§ Directions
Without skipping anything, write out each record below exactly.

##########

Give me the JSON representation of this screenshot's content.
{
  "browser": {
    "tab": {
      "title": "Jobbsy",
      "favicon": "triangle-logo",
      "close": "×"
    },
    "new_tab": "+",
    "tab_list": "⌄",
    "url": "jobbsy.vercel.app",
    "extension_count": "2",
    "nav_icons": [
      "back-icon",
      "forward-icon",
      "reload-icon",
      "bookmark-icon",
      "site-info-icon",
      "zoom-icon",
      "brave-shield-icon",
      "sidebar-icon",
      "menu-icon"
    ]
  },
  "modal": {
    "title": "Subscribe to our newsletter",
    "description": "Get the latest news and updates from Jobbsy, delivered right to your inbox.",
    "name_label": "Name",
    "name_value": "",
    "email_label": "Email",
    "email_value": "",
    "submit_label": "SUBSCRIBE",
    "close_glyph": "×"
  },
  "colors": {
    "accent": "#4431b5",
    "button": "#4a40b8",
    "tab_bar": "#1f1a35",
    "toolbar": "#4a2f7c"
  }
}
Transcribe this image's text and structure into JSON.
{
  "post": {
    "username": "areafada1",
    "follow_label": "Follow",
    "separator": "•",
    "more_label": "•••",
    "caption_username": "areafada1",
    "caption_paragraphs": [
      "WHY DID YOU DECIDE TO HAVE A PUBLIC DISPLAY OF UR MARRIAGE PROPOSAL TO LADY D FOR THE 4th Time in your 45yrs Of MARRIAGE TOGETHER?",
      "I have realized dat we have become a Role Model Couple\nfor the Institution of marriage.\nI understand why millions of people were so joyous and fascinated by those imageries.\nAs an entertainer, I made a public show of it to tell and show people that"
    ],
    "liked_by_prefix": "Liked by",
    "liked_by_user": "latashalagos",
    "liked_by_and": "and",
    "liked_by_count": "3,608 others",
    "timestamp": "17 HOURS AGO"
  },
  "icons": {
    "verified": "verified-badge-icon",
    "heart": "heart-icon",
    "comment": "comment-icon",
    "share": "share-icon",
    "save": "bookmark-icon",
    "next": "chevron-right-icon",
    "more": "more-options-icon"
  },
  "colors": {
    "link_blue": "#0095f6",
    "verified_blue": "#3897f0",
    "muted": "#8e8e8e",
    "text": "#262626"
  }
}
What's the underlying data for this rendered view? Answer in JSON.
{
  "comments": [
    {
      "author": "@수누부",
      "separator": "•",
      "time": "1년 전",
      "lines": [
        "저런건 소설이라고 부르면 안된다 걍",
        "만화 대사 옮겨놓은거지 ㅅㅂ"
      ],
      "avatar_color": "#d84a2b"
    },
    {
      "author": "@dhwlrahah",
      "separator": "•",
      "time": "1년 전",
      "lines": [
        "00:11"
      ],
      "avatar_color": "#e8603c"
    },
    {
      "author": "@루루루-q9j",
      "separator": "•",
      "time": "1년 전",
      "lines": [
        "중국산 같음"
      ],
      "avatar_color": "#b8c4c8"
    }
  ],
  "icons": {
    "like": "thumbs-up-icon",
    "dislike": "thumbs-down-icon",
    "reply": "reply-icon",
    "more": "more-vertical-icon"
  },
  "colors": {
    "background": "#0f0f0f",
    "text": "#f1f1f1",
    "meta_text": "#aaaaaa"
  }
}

##########

§ Solved exercise
Give me the JSON representation of this screenshot's content.
{
  "browser": {
    "tab": {
      "title": "Jobbsy",
      "favicon": "triangle-logo",
      "close": "×"
    },
    "new_tab": "+",
    "tab_list": "⌄",
    "url": "jobbsy.vercel.app",
    "extension_count": "2",
    "nav_icons": [
      "back-icon",
      "forward-icon",
      "reload-icon",
      "bookmark-icon",
      "site-info-icon",
      "zoom-icon",
      "brave-shield-icon",
      "sidebar-icon",
      "menu-icon"
    ]
  },
  "modal": {
    "title": "Subscribe to our newsletter",
    "description": "Get the latest news and updates from Jobbsy, delivered right to your inbox.",
    "name_label": "Name",
    "name_value": "",
    "email_label": "Email",
    "email_value": "",
    "submit_label": "SUBSCRIBE",
    "close_glyph": "×"
  },
  "colors": {
    "accent": "#4431b5",
    "button": "#4a40b8",
    "tab_bar": "#1f1a35",
    "toolbar": "#4a2f7c"
  }
}
Transcribe this image's text and structure into JSON.
{
  "post": {
    "username": "areafada1",
    "follow_label": "Follow",
    "separator": "•",
    "more_label": "•••",
    "caption_username": "areafada1",
    "caption_paragraphs": [
      "WHY DID YOU DECIDE TO HAVE A PUBLIC DISPLAY OF UR MARRIAGE PROPOSAL TO LADY D FOR THE 4th Time in your 45yrs Of MARRIAGE TOGETHER?",
      "I have realized dat we have become a Role Model Couple\nfor the Institution of marriage.\nI understand why millions of people were so joyous and fascinated by those imageries.\nAs an entertainer, I made a public show of it to tell and show people that"
    ],
    "liked_by_prefix": "Liked by",
    "liked_by_user": "latashalagos",
    "liked_by_and": "and",
    "liked_by_count": "3,608 others",
    "timestamp": "17 HOURS AGO"
  },
  "icons": {
    "verified": "verified-badge-icon",
    "heart": "heart-icon",
    "comment": "comment-icon",
    "share": "share-icon",
    "save": "bookmark-icon",
    "next": "chevron-right-icon",
    "more": "more-options-icon"
  },
  "colors": {
    "link_blue": "#0095f6",
    "verified_blue": "#3897f0",
    "muted": "#8e8e8e",
    "text": "#262626"
  }
}
What's the underlying data for this rendered view? Answer in JSON.
{
  "comments": [
    {
      "author": "@수누부",
      "separator": "•",
      "time": "1년 전",
      "lines": [
        "저런건 소설이라고 부르면 안된다 걍",
        "만화 대사 옮겨놓은거지 ㅅㅂ"
      ],
      "avatar_color": "#d84a2b"
    },
    {
      "author": "@dhwlrahah",
      "separator": "•",
      "time": "1년 전",
      "lines": [
        "00:11"
      ],
      "avatar_color": "#e8603c"
    },
    {
      "author": "@루루루-q9j",
      "separator": "•",
      "time": "1년 전",
      "lines": [
        "중국산 같음"
      ],
      "avatar_color": "#b8c4c8"
    }
  ],
  "icons": {
    "like": "thumbs-up-icon",
    "dislike": "thumbs-down-icon",
    "reply": "reply-icon",
    "more": "more-vertical-icon"
  },
  "colors": {
    "background": "#0f0f0f",
    "text": "#f1f1f1",
    "meta_text": "#aaaaaa"
  }
}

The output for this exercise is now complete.